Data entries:
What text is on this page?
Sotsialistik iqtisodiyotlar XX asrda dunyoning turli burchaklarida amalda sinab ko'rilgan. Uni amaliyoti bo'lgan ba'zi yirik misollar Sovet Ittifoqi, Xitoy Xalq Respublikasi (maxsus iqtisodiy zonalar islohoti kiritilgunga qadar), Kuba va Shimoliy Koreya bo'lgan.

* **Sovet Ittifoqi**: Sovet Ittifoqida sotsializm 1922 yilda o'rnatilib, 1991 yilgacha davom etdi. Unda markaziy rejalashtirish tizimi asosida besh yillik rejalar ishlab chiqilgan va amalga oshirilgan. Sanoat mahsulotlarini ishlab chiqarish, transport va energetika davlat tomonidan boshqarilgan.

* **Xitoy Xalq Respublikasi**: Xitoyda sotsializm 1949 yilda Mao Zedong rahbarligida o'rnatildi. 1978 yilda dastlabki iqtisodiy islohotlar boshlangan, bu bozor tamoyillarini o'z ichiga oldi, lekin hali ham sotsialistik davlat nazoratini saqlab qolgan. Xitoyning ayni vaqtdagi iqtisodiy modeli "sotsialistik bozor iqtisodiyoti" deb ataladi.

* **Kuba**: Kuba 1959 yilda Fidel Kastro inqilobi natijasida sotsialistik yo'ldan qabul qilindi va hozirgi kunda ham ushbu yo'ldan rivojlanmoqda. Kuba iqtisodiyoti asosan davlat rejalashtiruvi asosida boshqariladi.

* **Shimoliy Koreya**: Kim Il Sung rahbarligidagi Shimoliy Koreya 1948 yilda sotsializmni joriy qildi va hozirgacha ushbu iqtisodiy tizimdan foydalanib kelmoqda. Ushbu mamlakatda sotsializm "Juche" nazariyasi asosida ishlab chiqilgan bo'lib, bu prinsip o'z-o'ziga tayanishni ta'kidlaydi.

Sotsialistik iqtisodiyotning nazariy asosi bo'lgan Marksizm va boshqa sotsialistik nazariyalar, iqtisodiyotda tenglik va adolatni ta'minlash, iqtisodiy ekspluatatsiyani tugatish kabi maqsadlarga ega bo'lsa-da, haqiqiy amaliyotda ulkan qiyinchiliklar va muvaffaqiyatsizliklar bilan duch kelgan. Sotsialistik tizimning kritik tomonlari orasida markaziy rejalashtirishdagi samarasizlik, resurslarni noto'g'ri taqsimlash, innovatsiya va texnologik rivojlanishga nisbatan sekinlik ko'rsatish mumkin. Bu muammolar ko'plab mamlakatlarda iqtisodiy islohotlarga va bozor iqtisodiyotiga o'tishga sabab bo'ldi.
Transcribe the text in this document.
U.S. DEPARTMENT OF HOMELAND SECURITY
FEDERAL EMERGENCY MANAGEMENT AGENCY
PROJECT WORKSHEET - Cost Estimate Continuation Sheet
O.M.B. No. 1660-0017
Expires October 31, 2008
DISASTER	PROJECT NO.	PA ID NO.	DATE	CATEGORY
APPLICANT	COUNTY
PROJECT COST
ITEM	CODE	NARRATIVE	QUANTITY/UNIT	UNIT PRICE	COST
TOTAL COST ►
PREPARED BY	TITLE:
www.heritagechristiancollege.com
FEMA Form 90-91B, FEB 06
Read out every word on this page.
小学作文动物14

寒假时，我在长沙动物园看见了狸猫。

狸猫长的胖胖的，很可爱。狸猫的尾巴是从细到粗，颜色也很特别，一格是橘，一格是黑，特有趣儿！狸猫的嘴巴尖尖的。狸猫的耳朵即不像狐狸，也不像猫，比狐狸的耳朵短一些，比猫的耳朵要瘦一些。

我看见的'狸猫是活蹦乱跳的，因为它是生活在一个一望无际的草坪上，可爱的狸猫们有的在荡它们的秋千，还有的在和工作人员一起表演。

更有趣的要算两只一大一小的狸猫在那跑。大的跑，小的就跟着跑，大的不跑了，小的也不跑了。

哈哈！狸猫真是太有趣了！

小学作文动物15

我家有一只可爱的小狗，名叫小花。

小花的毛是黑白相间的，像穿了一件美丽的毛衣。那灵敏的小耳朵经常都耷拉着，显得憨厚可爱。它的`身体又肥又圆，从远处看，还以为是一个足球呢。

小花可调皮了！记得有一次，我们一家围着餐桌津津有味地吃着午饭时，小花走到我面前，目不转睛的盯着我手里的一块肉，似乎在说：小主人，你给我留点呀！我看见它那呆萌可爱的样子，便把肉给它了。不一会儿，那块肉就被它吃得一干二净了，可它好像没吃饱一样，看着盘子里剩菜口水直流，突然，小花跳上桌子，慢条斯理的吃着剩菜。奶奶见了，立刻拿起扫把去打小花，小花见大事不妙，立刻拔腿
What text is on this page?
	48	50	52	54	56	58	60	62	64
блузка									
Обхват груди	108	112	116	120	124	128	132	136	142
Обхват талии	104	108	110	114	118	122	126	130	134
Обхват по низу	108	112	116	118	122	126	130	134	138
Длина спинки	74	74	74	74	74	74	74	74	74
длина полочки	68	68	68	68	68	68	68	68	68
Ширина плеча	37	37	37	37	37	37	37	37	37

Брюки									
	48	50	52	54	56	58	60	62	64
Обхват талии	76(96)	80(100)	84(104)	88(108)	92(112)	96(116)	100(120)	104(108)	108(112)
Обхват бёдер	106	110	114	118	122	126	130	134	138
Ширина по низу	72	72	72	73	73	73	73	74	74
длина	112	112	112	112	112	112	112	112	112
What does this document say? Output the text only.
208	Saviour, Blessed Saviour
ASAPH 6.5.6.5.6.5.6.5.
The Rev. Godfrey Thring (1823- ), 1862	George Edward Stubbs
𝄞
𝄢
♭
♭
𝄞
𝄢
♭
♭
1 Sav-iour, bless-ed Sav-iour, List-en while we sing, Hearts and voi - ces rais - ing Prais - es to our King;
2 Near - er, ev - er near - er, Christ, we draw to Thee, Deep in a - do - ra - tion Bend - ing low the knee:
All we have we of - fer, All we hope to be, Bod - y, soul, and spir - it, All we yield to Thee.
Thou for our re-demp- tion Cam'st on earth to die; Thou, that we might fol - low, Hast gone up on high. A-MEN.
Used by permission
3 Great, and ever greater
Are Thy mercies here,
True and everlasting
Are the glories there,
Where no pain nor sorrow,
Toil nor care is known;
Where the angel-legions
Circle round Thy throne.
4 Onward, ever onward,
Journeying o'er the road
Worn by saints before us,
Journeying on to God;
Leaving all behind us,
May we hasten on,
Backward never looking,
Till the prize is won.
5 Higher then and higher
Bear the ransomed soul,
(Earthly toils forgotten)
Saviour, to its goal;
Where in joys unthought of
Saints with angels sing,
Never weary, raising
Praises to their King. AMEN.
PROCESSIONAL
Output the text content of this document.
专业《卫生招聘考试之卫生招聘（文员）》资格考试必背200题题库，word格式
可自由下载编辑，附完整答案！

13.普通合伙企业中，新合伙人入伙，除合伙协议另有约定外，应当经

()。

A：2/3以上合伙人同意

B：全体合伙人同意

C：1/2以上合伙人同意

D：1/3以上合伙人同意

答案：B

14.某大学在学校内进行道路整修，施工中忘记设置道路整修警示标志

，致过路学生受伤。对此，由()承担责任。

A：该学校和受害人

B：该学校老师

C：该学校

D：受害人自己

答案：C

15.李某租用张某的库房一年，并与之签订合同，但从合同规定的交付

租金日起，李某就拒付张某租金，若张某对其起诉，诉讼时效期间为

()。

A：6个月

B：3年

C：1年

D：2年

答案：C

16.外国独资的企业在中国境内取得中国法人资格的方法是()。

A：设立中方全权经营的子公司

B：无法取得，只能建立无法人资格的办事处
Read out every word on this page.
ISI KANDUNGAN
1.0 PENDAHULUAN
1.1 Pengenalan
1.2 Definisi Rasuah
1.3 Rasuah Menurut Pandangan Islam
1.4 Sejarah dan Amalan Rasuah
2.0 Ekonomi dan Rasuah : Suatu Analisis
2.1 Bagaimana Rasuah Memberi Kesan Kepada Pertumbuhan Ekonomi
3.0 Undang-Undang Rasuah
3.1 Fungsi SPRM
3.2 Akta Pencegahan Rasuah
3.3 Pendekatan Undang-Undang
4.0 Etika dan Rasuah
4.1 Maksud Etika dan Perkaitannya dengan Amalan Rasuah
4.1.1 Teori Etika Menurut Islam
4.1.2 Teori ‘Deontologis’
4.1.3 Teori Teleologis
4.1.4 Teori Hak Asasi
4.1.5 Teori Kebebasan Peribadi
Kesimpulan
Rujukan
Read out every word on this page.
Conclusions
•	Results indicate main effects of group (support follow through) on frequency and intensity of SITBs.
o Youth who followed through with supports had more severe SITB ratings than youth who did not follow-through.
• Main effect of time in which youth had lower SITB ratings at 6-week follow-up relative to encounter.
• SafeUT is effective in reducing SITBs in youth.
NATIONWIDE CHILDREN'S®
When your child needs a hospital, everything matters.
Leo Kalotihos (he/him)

* What needs to be done:
Select, from the listing, all lines that include the word "bozor".

* Reply:
* **Xitoy Xalq Respublikasi**: Xitoyda sotsializm 1949 yilda Mao Zedong rahbarligida o'rnatildi. 1978 yilda dastlabki iqtisodiy islohotlar boshlangan, bu bozor tamoyillarini o'z ichiga oldi, lekin hali ham sotsialistik davlat nazoratini saqlab qolgan. Xitoyning ayni vaqtdagi iqtisodiy modeli "sotsialistik bozor iqtisodiyoti" deb ataladi.
Sotsialistik iqtisodiyotning nazariy asosi bo'lgan Marksizm va boshqa sotsialistik nazariyalar, iqtisodiyotda tenglik va adolatni ta'minlash, iqtisodiy ekspluatatsiyani tugatish kabi maqsadlarga ega bo'lsa-da, haqiqiy amaliyotda ulkan qiyinchiliklar va muvaffaqiyatsizliklar bilan duch kelgan. Sotsialistik tizimning kritik tomonlari orasida markaziy rejalashtirishdagi samarasizlik, resurslarni noto'g'ri taqsimlash, innovatsiya va texnologik rivojlanishga nisbatan sekinlik ko'rsatish mumkin. Bu muammolar ko'plab mamlakatlarda iqtisodiy islohotlarga va bozor iqtisodiyotiga o'tishga sabab bo'ldi.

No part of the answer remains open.